====== Data supplied
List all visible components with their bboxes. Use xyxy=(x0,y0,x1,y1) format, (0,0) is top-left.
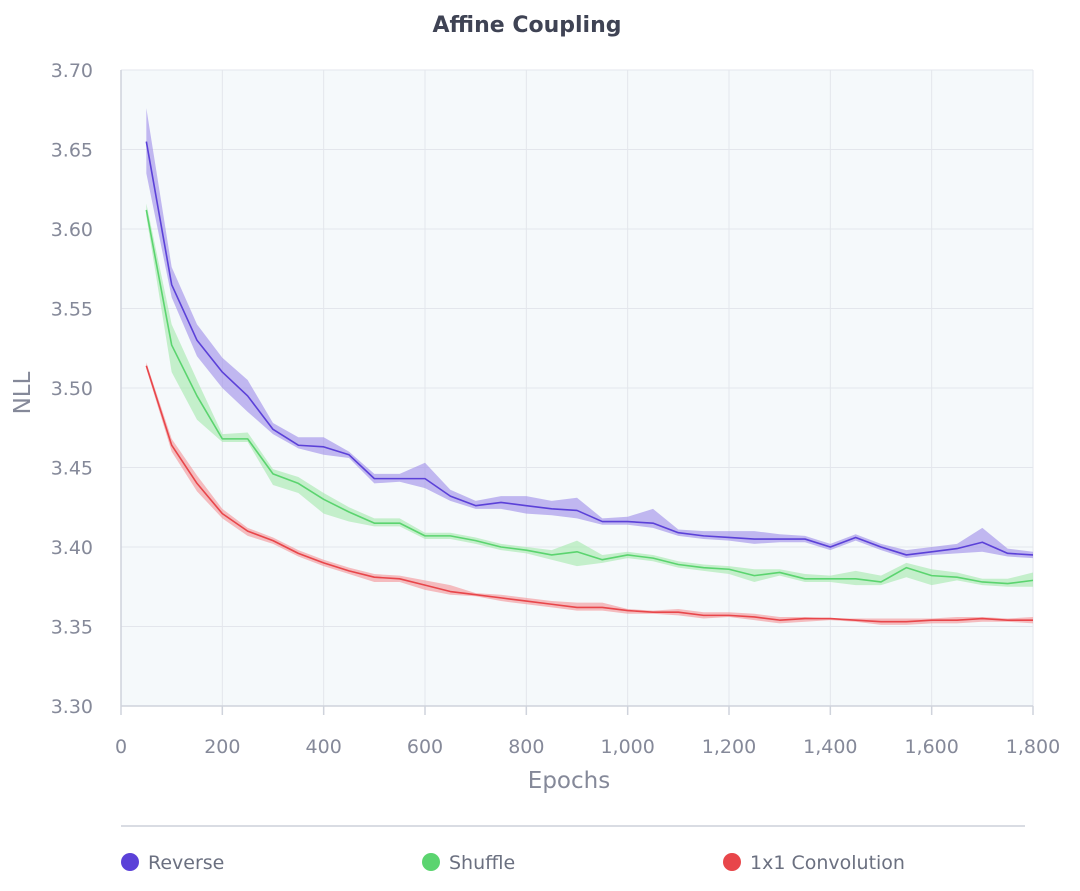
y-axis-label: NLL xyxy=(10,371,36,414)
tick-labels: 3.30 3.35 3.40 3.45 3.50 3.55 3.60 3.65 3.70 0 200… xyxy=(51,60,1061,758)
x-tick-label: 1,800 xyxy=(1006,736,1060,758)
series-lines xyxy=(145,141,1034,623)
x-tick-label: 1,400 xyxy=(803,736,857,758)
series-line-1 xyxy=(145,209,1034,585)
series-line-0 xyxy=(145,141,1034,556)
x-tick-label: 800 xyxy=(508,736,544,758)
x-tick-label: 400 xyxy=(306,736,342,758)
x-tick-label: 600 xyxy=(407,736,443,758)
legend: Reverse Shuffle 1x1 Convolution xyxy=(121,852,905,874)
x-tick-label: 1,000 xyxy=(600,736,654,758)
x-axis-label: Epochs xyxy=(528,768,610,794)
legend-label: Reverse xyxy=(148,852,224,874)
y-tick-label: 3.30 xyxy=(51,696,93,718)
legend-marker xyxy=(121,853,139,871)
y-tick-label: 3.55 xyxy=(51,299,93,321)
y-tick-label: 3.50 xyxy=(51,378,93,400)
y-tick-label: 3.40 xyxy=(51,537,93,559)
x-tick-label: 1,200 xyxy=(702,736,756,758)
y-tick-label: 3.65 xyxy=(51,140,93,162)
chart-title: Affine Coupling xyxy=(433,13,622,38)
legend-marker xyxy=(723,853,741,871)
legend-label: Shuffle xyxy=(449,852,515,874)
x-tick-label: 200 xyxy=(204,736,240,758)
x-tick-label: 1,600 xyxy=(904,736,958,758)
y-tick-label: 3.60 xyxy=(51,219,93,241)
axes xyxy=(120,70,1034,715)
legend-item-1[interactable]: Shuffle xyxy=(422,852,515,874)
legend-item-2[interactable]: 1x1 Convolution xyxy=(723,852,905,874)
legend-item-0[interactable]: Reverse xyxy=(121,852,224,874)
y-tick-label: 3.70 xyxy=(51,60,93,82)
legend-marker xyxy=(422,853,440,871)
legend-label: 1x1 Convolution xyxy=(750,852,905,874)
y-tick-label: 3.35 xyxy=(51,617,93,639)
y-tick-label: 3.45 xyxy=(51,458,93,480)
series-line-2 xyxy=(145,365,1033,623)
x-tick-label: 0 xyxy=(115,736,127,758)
============
====== Data supplied
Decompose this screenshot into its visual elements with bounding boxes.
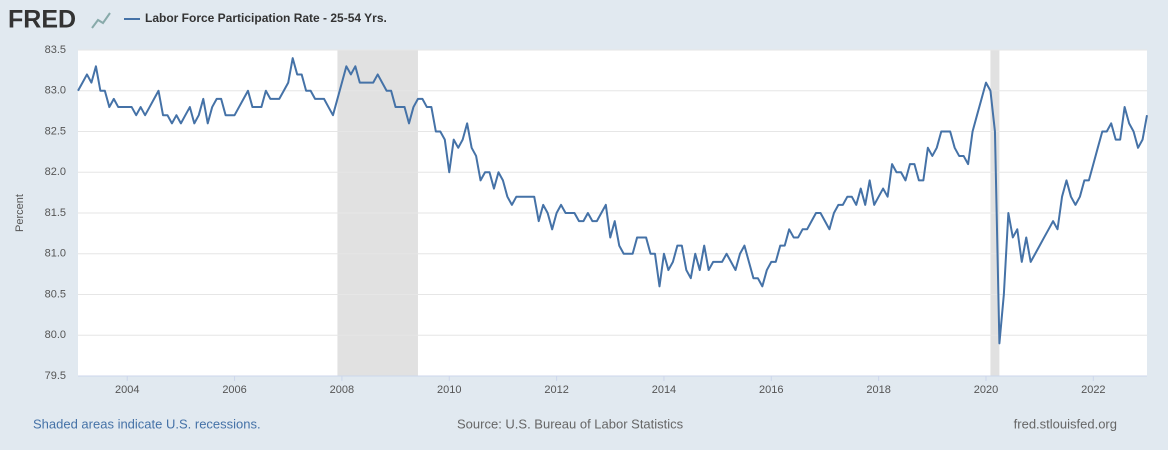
============
====== Data supplied
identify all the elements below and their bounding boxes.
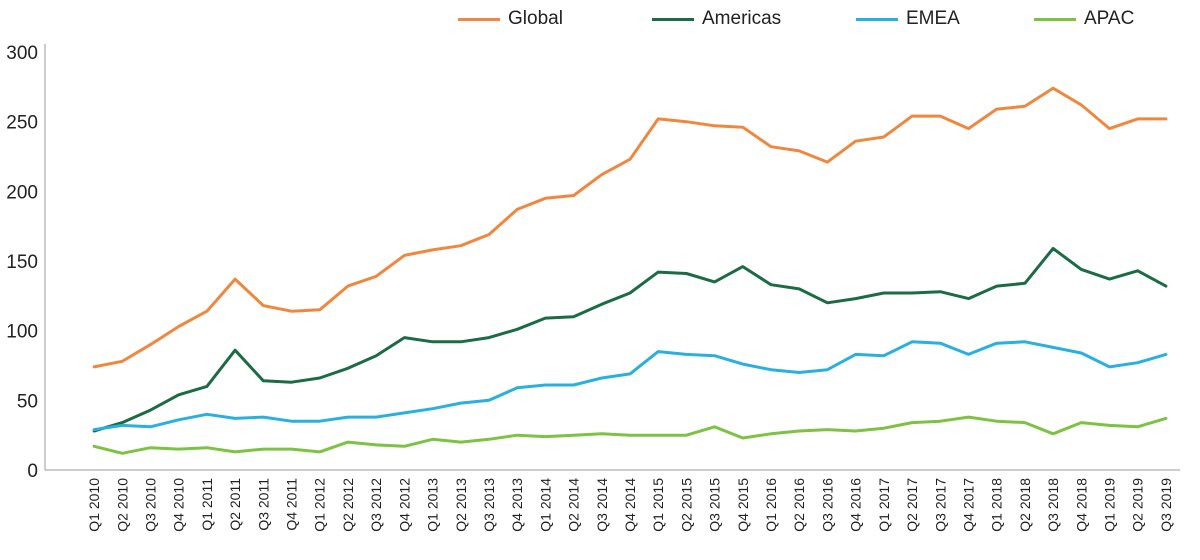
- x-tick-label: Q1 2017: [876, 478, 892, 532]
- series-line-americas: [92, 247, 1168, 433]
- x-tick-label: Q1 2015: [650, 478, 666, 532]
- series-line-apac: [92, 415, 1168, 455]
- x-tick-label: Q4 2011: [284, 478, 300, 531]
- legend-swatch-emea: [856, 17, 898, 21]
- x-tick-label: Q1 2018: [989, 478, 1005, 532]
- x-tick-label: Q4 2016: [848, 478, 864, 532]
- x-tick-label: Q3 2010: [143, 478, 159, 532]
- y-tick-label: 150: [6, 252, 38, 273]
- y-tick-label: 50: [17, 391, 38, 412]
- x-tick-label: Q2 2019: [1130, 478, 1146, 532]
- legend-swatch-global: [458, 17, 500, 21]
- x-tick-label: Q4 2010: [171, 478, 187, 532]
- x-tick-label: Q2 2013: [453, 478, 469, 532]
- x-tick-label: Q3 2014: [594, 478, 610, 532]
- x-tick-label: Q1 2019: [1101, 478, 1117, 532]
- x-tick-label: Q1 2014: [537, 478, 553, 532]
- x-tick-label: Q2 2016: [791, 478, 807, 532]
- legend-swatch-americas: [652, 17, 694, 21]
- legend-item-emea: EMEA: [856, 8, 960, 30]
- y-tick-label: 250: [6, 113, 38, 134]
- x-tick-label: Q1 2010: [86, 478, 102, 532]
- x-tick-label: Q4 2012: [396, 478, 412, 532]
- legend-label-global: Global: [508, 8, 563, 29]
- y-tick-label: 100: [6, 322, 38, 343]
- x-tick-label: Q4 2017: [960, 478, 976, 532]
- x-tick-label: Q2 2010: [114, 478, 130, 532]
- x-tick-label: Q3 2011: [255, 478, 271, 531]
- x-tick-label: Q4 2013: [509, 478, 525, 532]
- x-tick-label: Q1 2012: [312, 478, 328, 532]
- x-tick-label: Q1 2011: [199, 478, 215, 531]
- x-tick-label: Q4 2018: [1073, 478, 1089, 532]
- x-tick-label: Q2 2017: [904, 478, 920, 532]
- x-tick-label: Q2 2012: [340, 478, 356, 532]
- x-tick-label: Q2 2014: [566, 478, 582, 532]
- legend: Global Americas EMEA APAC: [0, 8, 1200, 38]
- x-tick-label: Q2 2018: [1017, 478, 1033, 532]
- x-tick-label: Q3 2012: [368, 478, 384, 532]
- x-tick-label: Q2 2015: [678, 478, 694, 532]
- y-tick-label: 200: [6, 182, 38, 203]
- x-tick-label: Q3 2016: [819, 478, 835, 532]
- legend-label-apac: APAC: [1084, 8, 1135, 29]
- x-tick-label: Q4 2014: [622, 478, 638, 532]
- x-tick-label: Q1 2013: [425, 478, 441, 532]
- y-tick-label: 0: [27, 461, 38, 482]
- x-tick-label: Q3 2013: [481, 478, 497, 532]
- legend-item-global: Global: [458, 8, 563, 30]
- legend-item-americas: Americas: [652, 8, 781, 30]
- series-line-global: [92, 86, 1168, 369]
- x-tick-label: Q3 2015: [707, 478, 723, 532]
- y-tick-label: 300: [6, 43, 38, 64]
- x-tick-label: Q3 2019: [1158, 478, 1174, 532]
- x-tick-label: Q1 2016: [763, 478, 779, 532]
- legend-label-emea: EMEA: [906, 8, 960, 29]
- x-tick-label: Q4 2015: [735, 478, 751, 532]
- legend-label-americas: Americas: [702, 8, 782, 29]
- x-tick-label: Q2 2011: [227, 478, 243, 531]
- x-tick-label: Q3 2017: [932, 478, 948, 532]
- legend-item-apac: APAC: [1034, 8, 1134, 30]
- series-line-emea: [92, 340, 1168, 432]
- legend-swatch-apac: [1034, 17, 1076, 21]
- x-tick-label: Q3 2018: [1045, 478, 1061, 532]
============
▶ [Written task] Return, word for word, the lines from the items above, starting with the line that contains "List all visible" and going on through the line that contains "legend: Reverse Shuffle", with both of those lines included. Leave the picture out of your answer.

▶ [Final result]
List all visible components with their bboxes. Use xyxy=(x0,y0,x1,y1) format, (0,0) is top-left.
y-axis-label: NLL xyxy=(10,371,36,414)
tick-labels: 3.30 3.35 3.40 3.45 3.50 3.55 3.60 3.65 3.70 0 200… xyxy=(51,60,1061,758)
x-tick-label: 1,800 xyxy=(1006,736,1060,758)
series-lines xyxy=(145,141,1034,623)
x-tick-label: 1,400 xyxy=(803,736,857,758)
series-line-1 xyxy=(145,209,1034,585)
series-line-0 xyxy=(145,141,1034,556)
x-tick-label: 800 xyxy=(508,736,544,758)
x-tick-label: 400 xyxy=(306,736,342,758)
x-tick-label: 600 xyxy=(407,736,443,758)
legend: Reverse Shuffle 1x1 Convolution xyxy=(121,852,905,874)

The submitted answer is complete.